* **Material for the task**
----

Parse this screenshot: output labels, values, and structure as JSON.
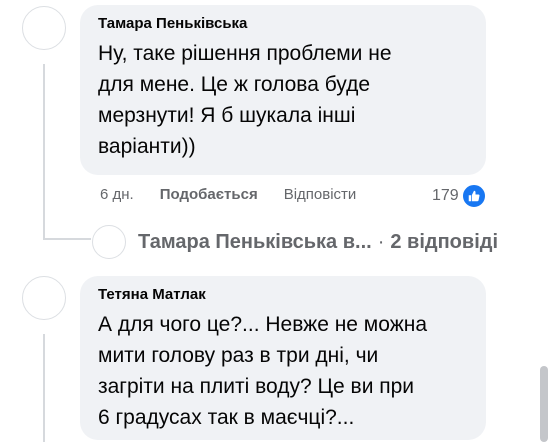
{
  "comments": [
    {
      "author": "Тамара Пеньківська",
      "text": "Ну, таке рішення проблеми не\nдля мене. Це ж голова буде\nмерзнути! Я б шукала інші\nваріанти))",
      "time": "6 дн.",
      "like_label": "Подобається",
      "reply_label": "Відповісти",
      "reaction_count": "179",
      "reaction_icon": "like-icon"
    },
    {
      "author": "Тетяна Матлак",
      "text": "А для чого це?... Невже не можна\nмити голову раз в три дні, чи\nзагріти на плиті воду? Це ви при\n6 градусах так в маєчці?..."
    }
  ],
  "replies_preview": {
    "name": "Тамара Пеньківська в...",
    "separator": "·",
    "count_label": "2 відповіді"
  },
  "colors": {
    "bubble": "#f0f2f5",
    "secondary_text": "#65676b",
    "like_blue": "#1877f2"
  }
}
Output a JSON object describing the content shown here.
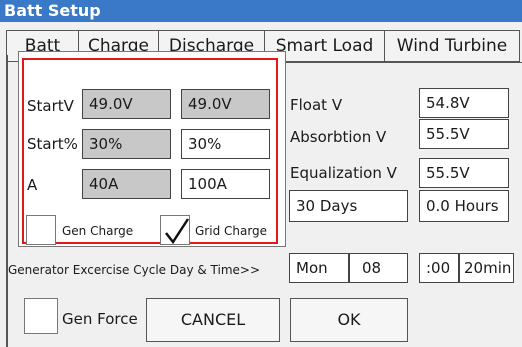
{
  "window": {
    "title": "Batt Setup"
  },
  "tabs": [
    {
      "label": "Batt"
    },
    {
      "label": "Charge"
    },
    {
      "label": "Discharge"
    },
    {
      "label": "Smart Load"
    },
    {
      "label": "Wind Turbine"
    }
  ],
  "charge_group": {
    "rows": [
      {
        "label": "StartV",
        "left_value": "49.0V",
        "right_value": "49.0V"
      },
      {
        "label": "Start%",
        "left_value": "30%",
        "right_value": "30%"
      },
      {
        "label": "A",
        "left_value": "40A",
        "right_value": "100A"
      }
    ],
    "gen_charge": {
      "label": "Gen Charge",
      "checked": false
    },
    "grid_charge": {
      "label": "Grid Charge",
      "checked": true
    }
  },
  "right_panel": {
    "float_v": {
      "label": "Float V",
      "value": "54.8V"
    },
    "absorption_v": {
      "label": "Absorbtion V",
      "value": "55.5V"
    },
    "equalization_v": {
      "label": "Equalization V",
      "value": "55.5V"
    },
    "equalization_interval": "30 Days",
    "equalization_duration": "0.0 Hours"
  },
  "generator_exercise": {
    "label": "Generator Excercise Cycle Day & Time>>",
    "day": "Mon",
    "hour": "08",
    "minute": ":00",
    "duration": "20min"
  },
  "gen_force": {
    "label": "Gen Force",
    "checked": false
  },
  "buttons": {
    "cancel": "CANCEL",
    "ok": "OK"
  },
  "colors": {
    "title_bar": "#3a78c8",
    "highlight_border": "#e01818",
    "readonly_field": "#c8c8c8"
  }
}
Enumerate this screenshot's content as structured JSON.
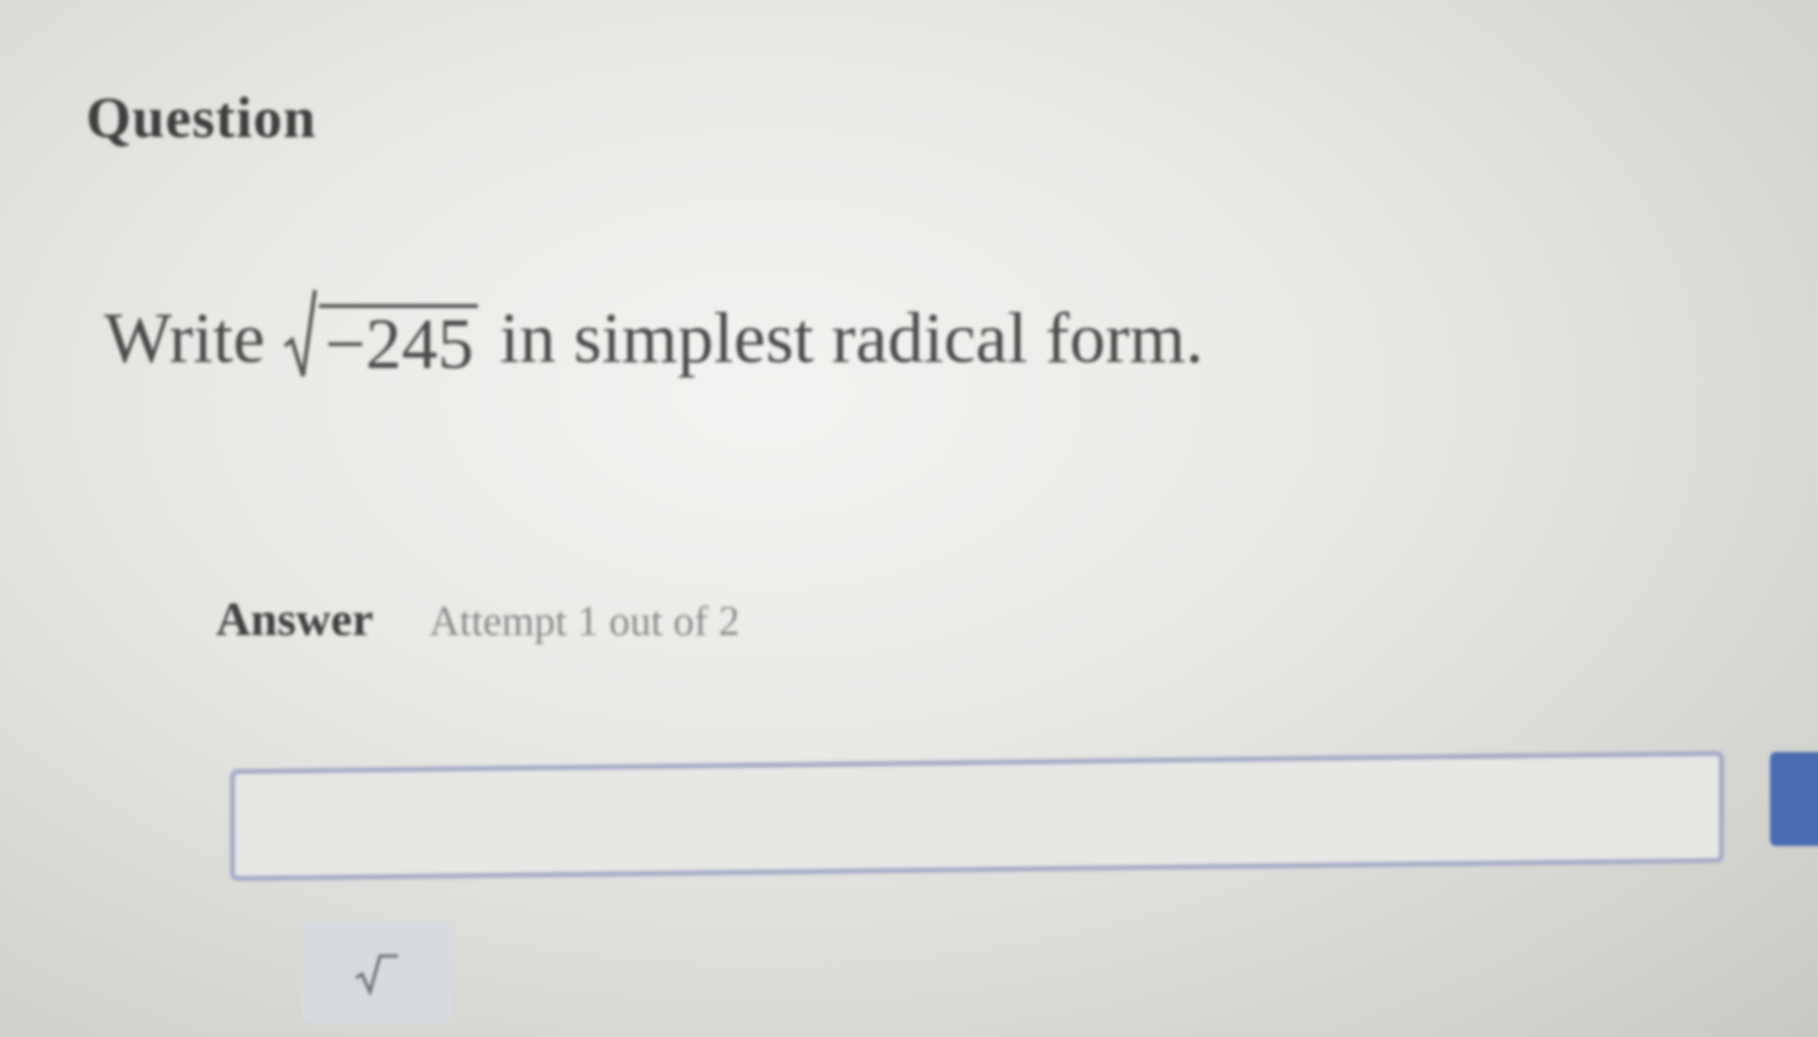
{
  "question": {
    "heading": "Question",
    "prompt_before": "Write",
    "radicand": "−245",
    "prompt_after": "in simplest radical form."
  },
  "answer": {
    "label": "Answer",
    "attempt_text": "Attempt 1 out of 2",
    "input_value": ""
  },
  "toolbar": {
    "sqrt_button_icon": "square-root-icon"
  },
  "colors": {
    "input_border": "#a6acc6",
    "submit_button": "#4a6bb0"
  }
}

----

* **Problem description**
Make an exact copy of the records shown above, without the pictures.

* **Problem solution**
Parse this screenshot: output labels, values, and structure as JSON.
{
  "comments": [
    {
      "author": "Тамара Пеньківська",
      "text": "Ну, таке рішення проблеми не\nдля мене. Це ж голова буде\nмерзнути! Я б шукала інші\nваріанти))",
      "time": "6 дн.",
      "like_label": "Подобається",
      "reply_label": "Відповісти",
      "reaction_count": "179",
      "reaction_icon": "like-icon"
    },
    {
      "author": "Тетяна Матлак",
      "text": "А для чого це?... Невже не можна\nмити голову раз в три дні, чи\nзагріти на плиті воду? Це ви при\n6 градусах так в маєчці?..."
    }
  ],
  "replies_preview": {
    "name": "Тамара Пеньківська в...",
    "separator": "·",
    "count_label": "2 відповіді"
  },
  "colors": {
    "bubble": "#f0f2f5",
    "secondary_text": "#65676b",
    "like_blue": "#1877f2"
  }
}
Output a JSON object describing the content shown here.
{
  "window": {
    "title": "Batt Setup"
  },
  "tabs": [
    {
      "label": "Batt"
    },
    {
      "label": "Charge"
    },
    {
      "label": "Discharge"
    },
    {
      "label": "Smart Load"
    },
    {
      "label": "Wind Turbine"
    }
  ],
  "charge_group": {
    "rows": [
      {
        "label": "StartV",
        "left_value": "49.0V",
        "right_value": "49.0V"
      },
      {
        "label": "Start%",
        "left_value": "30%",
        "right_value": "30%"
      },
      {
        "label": "A",
        "left_value": "40A",
        "right_value": "100A"
      }
    ],
    "gen_charge": {
      "label": "Gen Charge",
      "checked": false
    },
    "grid_charge": {
      "label": "Grid Charge",
      "checked": true
    }
  },
  "right_panel": {
    "float_v": {
      "label": "Float V",
      "value": "54.8V"
    },
    "absorption_v": {
      "label": "Absorbtion V",
      "value": "55.5V"
    },
    "equalization_v": {
      "label": "Equalization V",
      "value": "55.5V"
    },
    "equalization_interval": "30 Days",
    "equalization_duration": "0.0 Hours"
  },
  "generator_exercise": {
    "label": "Generator Excercise Cycle Day & Time>>",
    "day": "Mon",
    "hour": "08",
    "minute": ":00",
    "duration": "20min"
  },
  "gen_force": {
    "label": "Gen Force",
    "checked": false
  },
  "buttons": {
    "cancel": "CANCEL",
    "ok": "OK"
  },
  "colors": {
    "title_bar": "#3a78c8",
    "highlight_border": "#e01818",
    "readonly_field": "#c8c8c8"
  }
}
Enumerate this screenshot's content as structured JSON.
{
  "question": {
    "heading": "Question",
    "prompt_before": "Write",
    "radicand": "−245",
    "prompt_after": "in simplest radical form."
  },
  "answer": {
    "label": "Answer",
    "attempt_text": "Attempt 1 out of 2",
    "input_value": ""
  },
  "toolbar": {
    "sqrt_button_icon": "square-root-icon"
  },
  "colors": {
    "input_border": "#a6acc6",
    "submit_button": "#4a6bb0"
  }
}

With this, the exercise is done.